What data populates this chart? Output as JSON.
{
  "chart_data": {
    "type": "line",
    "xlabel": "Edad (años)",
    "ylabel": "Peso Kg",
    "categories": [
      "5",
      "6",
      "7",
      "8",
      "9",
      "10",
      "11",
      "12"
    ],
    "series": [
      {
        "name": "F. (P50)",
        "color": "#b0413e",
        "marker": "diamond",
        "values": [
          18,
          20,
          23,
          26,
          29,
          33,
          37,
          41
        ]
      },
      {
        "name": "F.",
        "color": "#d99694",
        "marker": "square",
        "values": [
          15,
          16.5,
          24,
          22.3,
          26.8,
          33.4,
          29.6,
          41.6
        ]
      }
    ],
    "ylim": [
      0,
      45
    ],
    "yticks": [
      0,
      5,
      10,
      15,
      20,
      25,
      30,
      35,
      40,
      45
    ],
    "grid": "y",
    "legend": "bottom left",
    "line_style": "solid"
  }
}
__________
__TO DO__
Extract every record and return it verbatim.

__WORKED ANSWER__
What data populates this chart? Output as JSON.
{
  "chart_data": {
    "type": "line",
    "xlabel": "Edad (años)",
    "ylabel": "Peso Kg",
    "categories": [
      "5",
      "6",
      "7",
      "8",
      "9",
      "10",
      "11",
      "12"
    ],
    "series": [
      {
        "name": "F. (P50)",
        "color": "#b0413e",
        "marker": "diamond",
        "values": [
          18,
          20,
          23,
          26,
          29,
          33,
          37,
          41
        ]
      },
      {
        "name": "F.",
        "color": "#d99694",
        "marker": "square",
        "values": [
          15,
          16.5,
          24,
          22.3,
          26.8,
          33.4,
          29.6,
          41.6
        ]
      }
    ],
    "ylim": [
      0,
      45
    ],
    "yticks": [
      0,
      5,
      10,
      15,
      20,
      25,
      30,
      35,
      40,
      45
    ],
    "grid": "y",
    "legend": "bottom left",
    "line_style": "solid"
  }
}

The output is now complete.